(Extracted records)
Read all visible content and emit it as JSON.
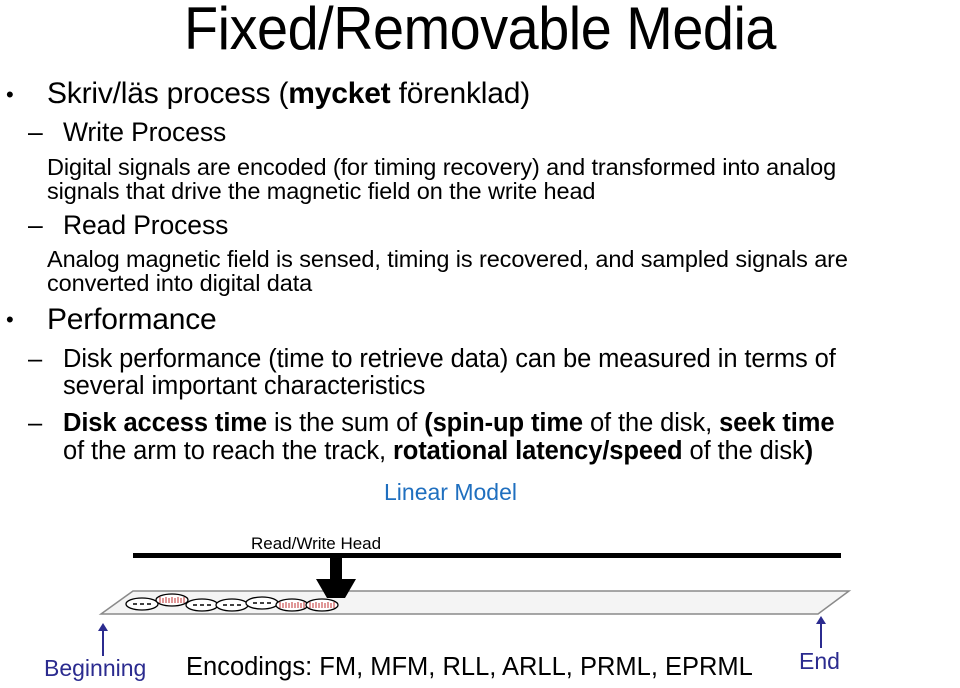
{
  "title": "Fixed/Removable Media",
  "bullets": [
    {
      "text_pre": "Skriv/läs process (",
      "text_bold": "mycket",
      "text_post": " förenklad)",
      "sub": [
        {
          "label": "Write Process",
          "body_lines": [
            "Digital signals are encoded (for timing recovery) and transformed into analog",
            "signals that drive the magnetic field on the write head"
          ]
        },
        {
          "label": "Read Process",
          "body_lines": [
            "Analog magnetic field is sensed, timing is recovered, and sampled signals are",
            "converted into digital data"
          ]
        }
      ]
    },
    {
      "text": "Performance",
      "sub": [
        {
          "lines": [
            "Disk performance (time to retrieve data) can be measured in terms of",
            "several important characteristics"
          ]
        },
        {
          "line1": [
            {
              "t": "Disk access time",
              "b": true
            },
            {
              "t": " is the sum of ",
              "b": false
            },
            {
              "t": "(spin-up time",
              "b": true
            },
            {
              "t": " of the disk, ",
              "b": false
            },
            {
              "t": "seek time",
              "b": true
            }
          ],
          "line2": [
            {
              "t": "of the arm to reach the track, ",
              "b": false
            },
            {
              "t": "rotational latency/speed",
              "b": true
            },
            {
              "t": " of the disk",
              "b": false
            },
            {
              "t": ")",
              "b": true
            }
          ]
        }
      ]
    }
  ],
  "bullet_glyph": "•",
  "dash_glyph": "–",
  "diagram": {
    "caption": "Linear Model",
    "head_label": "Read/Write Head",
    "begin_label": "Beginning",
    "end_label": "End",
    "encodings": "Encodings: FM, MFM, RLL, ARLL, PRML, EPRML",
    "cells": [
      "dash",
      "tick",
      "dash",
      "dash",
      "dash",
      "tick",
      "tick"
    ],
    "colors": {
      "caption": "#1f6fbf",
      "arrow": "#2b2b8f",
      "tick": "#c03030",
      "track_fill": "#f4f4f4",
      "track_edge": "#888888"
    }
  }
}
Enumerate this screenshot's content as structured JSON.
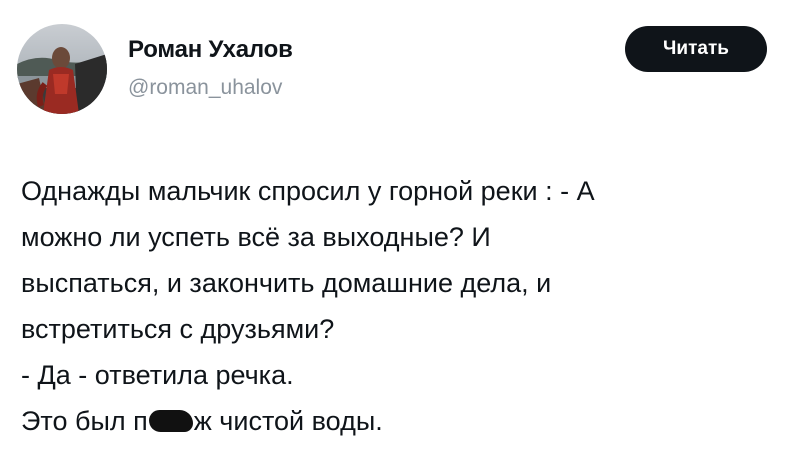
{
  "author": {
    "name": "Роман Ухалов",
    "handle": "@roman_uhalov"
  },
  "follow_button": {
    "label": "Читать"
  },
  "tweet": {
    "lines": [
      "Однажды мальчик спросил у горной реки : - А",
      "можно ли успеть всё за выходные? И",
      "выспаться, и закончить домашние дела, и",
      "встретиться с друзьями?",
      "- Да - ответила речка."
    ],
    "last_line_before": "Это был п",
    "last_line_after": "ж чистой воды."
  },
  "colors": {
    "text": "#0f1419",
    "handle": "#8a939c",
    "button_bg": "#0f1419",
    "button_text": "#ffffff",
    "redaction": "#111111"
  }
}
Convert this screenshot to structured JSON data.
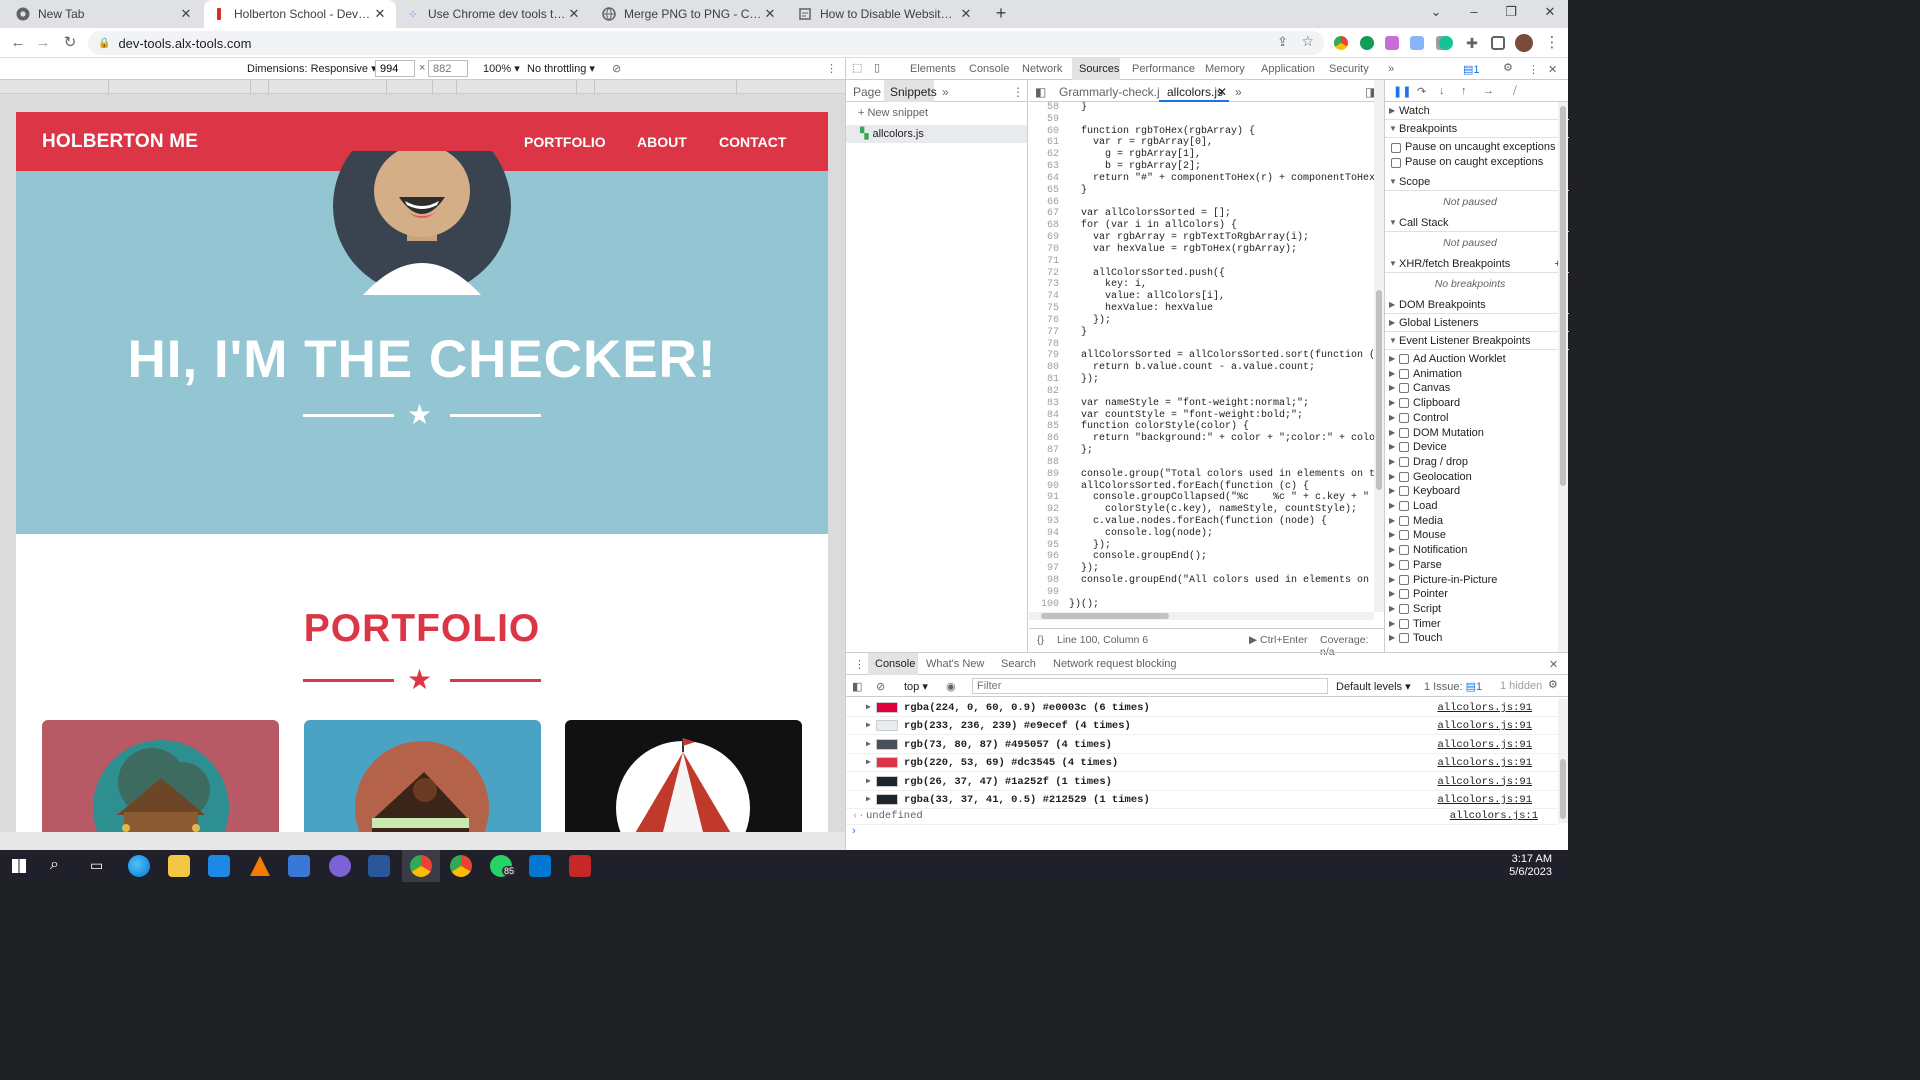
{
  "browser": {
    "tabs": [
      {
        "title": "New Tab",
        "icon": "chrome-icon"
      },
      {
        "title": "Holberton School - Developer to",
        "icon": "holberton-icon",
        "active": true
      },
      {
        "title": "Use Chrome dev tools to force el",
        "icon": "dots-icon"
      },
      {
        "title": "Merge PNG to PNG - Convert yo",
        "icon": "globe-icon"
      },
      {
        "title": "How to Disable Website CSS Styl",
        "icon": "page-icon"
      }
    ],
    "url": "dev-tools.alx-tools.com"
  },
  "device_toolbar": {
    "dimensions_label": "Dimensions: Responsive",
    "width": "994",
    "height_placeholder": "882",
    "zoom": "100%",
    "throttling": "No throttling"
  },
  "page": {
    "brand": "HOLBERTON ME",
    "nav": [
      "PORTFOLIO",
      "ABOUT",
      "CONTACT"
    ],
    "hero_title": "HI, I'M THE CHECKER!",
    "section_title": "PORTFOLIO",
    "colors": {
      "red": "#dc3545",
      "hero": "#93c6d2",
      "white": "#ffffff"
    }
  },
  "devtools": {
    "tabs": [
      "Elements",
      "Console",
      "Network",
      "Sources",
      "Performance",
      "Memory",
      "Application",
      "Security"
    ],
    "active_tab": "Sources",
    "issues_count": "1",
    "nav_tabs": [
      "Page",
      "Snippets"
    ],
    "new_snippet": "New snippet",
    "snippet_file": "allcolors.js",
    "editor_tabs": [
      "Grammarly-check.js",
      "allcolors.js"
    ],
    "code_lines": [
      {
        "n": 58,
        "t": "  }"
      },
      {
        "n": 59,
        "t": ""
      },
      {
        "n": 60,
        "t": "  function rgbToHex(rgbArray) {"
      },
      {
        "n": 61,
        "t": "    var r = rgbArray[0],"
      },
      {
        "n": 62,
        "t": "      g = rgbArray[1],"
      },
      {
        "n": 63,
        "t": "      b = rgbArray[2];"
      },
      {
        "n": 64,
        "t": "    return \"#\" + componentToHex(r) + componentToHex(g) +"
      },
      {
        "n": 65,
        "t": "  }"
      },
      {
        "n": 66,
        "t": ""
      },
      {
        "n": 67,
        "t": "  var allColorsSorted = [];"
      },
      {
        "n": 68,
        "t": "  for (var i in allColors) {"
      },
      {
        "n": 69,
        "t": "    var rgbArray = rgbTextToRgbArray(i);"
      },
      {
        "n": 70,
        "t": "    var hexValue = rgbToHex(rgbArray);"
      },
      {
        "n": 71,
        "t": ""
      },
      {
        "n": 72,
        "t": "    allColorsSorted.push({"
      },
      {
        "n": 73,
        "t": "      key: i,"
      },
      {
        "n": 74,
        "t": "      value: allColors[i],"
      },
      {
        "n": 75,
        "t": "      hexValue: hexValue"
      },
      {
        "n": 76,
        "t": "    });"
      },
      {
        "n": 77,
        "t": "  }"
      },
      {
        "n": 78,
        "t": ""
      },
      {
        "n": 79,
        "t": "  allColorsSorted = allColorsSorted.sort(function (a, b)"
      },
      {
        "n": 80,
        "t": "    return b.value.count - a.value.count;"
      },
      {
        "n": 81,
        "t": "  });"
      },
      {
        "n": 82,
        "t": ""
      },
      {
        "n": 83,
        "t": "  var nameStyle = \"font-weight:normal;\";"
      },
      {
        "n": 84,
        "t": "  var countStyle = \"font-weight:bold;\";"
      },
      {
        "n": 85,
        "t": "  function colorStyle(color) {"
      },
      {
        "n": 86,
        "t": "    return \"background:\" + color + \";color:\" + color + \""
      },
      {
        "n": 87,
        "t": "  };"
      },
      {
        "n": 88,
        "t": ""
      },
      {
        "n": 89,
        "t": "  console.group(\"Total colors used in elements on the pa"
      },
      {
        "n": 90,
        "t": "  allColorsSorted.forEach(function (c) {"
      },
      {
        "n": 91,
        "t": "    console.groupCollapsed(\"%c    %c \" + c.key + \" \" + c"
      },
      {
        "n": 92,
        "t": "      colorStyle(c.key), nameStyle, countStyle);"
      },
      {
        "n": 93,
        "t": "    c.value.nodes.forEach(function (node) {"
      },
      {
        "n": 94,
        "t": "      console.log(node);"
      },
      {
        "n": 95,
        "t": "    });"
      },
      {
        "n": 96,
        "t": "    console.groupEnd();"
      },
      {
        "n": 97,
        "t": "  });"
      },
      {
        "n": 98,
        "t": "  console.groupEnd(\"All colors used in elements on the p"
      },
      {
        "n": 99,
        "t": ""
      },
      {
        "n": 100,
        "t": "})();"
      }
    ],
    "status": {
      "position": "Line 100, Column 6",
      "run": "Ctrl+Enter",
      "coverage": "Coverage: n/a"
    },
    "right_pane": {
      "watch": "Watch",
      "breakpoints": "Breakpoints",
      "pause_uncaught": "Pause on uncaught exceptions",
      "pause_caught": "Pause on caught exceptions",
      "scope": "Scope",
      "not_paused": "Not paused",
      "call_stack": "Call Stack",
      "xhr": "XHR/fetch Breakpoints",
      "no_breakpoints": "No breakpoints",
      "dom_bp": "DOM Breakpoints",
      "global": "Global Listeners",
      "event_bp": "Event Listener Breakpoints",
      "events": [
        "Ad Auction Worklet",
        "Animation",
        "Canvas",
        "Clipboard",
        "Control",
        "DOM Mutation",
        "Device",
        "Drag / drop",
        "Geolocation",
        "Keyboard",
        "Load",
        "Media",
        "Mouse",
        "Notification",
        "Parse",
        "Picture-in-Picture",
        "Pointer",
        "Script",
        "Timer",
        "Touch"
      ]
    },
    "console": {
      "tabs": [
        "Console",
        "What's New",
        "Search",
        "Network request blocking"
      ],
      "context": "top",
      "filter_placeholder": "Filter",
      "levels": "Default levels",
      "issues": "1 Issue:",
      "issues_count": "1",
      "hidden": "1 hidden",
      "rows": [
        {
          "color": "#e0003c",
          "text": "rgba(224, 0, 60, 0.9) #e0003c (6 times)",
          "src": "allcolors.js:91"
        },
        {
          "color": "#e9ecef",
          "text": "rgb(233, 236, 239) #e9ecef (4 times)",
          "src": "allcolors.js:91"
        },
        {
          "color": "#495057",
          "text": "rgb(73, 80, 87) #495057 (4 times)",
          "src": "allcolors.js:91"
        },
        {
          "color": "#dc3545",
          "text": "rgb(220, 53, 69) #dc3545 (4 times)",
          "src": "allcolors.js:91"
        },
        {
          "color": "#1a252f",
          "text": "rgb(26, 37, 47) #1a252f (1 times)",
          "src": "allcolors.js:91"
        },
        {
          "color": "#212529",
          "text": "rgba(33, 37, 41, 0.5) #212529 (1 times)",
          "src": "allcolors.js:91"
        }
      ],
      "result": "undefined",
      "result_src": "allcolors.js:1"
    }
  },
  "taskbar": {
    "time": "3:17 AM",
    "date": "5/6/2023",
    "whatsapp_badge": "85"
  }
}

● TASK DETAILS
Copy all lines from the material that hold "Read".

● WRITTEN RESPONSE
Read all visible content and emit it as JSON.
          "label": "Read Process",
    "head_label": "Read/Write Head",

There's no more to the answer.